**Task directions**
Please restate the following records word for word.
— START Data to process —
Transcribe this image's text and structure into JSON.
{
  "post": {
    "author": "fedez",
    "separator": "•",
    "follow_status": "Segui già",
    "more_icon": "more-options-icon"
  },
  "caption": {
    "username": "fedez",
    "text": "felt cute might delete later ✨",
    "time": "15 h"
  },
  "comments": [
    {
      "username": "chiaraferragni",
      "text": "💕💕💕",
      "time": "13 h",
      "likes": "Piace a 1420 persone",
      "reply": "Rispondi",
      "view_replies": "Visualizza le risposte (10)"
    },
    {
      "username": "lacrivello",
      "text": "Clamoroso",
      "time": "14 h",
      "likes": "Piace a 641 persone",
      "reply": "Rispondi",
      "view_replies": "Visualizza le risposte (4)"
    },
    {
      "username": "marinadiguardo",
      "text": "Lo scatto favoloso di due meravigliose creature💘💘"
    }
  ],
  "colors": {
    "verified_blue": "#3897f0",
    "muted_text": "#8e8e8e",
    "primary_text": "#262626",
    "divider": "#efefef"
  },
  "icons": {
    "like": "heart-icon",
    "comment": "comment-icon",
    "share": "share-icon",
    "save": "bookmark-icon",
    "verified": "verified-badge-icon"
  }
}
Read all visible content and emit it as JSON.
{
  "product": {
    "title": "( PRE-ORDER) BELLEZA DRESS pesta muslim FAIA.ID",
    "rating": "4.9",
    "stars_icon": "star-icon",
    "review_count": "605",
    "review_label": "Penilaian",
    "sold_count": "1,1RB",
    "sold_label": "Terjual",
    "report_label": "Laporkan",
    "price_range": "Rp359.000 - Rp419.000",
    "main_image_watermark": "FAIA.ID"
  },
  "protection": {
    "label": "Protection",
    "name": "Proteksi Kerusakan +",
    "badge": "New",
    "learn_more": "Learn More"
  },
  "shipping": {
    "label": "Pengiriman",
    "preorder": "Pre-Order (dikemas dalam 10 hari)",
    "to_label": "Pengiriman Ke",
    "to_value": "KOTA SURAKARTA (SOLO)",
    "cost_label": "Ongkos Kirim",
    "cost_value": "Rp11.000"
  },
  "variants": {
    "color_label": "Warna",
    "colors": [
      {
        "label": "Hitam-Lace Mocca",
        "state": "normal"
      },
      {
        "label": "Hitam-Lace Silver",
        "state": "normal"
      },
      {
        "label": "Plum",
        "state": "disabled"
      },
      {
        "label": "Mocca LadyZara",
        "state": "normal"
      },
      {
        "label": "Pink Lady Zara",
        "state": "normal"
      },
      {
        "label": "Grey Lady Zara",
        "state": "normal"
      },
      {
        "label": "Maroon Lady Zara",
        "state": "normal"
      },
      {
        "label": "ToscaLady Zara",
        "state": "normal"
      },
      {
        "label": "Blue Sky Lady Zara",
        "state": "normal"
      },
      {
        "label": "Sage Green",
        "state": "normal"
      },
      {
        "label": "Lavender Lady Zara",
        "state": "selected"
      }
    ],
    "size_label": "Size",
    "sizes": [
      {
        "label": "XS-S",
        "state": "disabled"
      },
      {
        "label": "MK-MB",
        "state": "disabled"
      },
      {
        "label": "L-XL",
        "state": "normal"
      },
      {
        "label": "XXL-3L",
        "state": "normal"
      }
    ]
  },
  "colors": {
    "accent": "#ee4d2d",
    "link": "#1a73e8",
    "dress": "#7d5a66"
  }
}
— END Data to process —
**Exercise answer**
Transcribe this image's text and structure into JSON.
{
  "post": {
    "author": "fedez",
    "separator": "•",
    "follow_status": "Segui già",
    "more_icon": "more-options-icon"
  },
  "caption": {
    "username": "fedez",
    "text": "felt cute might delete later ✨",
    "time": "15 h"
  },
  "comments": [
    {
      "username": "chiaraferragni",
      "text": "💕💕💕",
      "time": "13 h",
      "likes": "Piace a 1420 persone",
      "reply": "Rispondi",
      "view_replies": "Visualizza le risposte (10)"
    },
    {
      "username": "lacrivello",
      "text": "Clamoroso",
      "time": "14 h",
      "likes": "Piace a 641 persone",
      "reply": "Rispondi",
      "view_replies": "Visualizza le risposte (4)"
    },
    {
      "username": "marinadiguardo",
      "text": "Lo scatto favoloso di due meravigliose creature💘💘"
    }
  ],
  "colors": {
    "verified_blue": "#3897f0",
    "muted_text": "#8e8e8e",
    "primary_text": "#262626",
    "divider": "#efefef"
  },
  "icons": {
    "like": "heart-icon",
    "comment": "comment-icon",
    "share": "share-icon",
    "save": "bookmark-icon",
    "verified": "verified-badge-icon"
  }
}
Read all visible content and emit it as JSON.
{
  "product": {
    "title": "( PRE-ORDER) BELLEZA DRESS pesta muslim FAIA.ID",
    "rating": "4.9",
    "stars_icon": "star-icon",
    "review_count": "605",
    "review_label": "Penilaian",
    "sold_count": "1,1RB",
    "sold_label": "Terjual",
    "report_label": "Laporkan",
    "price_range": "Rp359.000 - Rp419.000",
    "main_image_watermark": "FAIA.ID"
  },
  "protection": {
    "label": "Protection",
    "name": "Proteksi Kerusakan +",
    "badge": "New",
    "learn_more": "Learn More"
  },
  "shipping": {
    "label": "Pengiriman",
    "preorder": "Pre-Order (dikemas dalam 10 hari)",
    "to_label": "Pengiriman Ke",
    "to_value": "KOTA SURAKARTA (SOLO)",
    "cost_label": "Ongkos Kirim",
    "cost_value": "Rp11.000"
  },
  "variants": {
    "color_label": "Warna",
    "colors": [
      {
        "label": "Hitam-Lace Mocca",
        "state": "normal"
      },
      {
        "label": "Hitam-Lace Silver",
        "state": "normal"
      },
      {
        "label": "Plum",
        "state": "disabled"
      },
      {
        "label": "Mocca LadyZara",
        "state": "normal"
      },
      {
        "label": "Pink Lady Zara",
        "state": "normal"
      },
      {
        "label": "Grey Lady Zara",
        "state": "normal"
      },
      {
        "label": "Maroon Lady Zara",
        "state": "normal"
      },
      {
        "label": "ToscaLady Zara",
        "state": "normal"
      },
      {
        "label": "Blue Sky Lady Zara",
        "state": "normal"
      },
      {
        "label": "Sage Green",
        "state": "normal"
      },
      {
        "label": "Lavender Lady Zara",
        "state": "selected"
      }
    ],
    "size_label": "Size",
    "sizes": [
      {
        "label": "XS-S",
        "state": "disabled"
      },
      {
        "label": "MK-MB",
        "state": "disabled"
      },
      {
        "label": "L-XL",
        "state": "normal"
      },
      {
        "label": "XXL-3L",
        "state": "normal"
      }
    ]
  },
  "colors": {
    "accent": "#ee4d2d",
    "link": "#1a73e8",
    "dress": "#7d5a66"
  }
}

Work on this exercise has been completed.